- _TEXTAUSZUG_
------------------------

Denn diese Gruppierungen, und das zeigt sich immer wieder, haben kein Rezept dafür, etwas Gemeinsames aufzubauen, sondern stehlen sich bei erster Gelegenheit stets aus der Verantwortung.
Gleichzeitig: Wer dieser Tage meint, hämisch sein zu müssen, hat weder die europäische Idee noch die Verflechtungen verstanden, in denen wir heute leben. Der Gedanke "Sie haben so abgestimmt, dann haben sie doch selbst schuld" ist nicht nur unsolidarisch, sondern verkennt auch die Auswirkungen auf unser unmittelbares Leben. Vor allem wir Hamburgerinnen und Hamburger fühlen uns dem Vereinigten Königreich besonders verbunden. So wird Hamburg, die als britischste Stadt in Kontinentaleuropa gilt, geprägt von britischen Kultureinrichtungen und Persönlichkeiten.
Heute leben über 4 000 Britinnen und Briten in Hamburg und sind liebgewordene Nachbarn. Jährlich kommen rund 300 000 britische Touristen in die Hansestadt. Etwa 1 000 Hamburger Unternehmen unterhalten Geschäftsbeziehungen zum Vereinigten Königreich, und es befinden sich 70 britische Unternehmen mit Sitz in Hamburg. Es wird also deutlich, dass neben der kulturellen und emotionalen Verflechtung auch wirtschaftliche Verknüpfungen bestehen, die einen Impact auf die Hamburger Wirtschaft und Politik haben. Die Frage, ob es einen sogenannten geordneten oder, wie zunehmend befürchtet, einen ungeordneten Brexit gibt, beschäftigt uns folglich zutiefst, und auch die gestrige Abstimmung hat uns leider nicht wirklich schlauer gemacht.

------------------------

- _GESPEICHERTE DATENSÄTZE_
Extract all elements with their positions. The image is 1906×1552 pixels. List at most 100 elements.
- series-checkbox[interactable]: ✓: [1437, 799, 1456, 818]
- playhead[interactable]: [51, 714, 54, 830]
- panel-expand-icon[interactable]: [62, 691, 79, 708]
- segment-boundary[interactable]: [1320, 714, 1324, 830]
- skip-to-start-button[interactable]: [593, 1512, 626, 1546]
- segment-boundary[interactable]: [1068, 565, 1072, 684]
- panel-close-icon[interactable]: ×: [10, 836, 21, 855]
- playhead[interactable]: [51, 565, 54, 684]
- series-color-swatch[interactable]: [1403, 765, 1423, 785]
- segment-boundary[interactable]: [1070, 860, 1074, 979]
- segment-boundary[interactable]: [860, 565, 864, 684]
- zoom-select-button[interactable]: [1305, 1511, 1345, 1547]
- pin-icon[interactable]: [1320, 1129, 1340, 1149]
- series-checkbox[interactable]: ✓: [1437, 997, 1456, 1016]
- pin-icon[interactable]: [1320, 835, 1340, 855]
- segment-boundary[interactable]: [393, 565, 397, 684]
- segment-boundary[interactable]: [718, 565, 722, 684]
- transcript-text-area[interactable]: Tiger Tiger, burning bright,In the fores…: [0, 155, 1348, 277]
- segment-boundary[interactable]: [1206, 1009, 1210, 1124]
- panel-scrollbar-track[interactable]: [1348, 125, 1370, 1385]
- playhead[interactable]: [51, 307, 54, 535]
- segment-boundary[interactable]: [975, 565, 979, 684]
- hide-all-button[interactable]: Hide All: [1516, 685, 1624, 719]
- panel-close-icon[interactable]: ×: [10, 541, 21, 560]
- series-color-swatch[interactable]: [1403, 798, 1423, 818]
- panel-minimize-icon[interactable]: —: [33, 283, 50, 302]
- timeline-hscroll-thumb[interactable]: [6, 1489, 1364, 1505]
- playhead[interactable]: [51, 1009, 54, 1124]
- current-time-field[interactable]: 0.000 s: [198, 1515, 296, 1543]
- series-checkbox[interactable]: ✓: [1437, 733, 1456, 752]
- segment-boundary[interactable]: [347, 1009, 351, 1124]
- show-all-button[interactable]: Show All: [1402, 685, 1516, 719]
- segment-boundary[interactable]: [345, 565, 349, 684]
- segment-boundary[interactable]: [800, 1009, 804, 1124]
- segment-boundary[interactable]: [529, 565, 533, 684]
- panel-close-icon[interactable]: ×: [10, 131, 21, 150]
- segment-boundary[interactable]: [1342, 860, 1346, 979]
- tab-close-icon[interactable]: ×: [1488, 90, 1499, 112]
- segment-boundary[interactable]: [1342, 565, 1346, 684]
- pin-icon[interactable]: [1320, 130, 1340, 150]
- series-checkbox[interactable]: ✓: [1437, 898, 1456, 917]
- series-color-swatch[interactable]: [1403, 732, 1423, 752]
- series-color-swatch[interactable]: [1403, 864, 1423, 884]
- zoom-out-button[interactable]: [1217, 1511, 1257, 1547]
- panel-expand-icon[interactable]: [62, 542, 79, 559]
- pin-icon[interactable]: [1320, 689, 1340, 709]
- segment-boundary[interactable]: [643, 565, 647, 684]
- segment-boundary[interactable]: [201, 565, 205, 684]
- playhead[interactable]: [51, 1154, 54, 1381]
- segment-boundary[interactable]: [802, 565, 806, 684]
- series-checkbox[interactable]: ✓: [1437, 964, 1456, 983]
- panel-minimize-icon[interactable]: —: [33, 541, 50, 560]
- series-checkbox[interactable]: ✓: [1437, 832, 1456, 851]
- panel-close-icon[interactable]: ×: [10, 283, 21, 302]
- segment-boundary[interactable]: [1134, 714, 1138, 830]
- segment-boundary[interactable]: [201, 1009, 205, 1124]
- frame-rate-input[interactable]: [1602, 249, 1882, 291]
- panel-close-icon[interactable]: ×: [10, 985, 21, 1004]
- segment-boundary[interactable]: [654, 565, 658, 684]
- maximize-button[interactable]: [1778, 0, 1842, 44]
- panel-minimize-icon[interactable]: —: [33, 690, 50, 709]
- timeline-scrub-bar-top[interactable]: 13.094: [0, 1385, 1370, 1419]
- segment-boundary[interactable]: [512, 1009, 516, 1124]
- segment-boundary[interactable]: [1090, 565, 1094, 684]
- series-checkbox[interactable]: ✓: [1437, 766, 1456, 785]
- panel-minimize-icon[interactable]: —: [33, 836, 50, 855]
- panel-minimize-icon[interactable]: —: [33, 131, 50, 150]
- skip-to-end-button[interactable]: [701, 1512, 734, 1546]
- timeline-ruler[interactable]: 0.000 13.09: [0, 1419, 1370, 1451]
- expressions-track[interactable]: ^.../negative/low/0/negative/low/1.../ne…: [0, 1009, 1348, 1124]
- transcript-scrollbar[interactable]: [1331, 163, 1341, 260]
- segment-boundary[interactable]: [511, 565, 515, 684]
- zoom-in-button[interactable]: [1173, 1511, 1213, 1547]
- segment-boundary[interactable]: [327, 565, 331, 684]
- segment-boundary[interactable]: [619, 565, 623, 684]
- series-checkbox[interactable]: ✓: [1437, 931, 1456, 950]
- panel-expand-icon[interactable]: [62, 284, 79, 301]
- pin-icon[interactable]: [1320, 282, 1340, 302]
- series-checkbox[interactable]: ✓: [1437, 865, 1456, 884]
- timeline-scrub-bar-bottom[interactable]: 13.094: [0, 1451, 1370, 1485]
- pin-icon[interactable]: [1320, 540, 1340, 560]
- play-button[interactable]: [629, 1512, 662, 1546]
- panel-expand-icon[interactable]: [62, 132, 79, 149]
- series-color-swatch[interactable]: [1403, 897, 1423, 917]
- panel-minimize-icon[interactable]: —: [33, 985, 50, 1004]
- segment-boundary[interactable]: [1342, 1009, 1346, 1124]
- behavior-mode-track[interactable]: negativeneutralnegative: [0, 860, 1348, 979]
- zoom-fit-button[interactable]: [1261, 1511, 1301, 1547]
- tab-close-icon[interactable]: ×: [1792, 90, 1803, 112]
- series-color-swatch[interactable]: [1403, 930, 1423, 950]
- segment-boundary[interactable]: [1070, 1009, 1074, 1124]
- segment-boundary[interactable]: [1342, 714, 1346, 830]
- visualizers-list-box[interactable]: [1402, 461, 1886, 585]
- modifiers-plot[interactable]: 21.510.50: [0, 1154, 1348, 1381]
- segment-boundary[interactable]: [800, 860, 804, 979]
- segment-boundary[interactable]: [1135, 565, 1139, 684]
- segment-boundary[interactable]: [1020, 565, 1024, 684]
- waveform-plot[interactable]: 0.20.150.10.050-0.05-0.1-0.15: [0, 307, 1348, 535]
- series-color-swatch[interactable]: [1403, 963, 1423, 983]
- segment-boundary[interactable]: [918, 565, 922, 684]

------------------------

- _ARBEITSANWEISUNG_
Prüfen Sie, ob die folgenden Aussagen mit dem Textauszug zum Brexit übereinstimmen: (a) In Hamburg leben mehr als 4 000 Britinnen und Briten. (b) Jährlich besuchen rund 3 000 britische Touristen die Hansestadt. (c) 1 000 britische Unternehmen haben ihren Sitz in Hamburg. Antworten Sie jeweils mit Ja oder Nein und zitieren Sie die entscheidenden Worte des Textes wörtlich.

- _LÖSUNG_
(a) Ja: „Heute leben über 4 000 Britinnen und Briten in Hamburg“
(b) Nein: „Jährlich kommen rund 300 000 britische Touristen in die Hansestadt.“
(c) Nein: „es befinden sich 70 britische Unternehmen mit Sitz in Hamburg“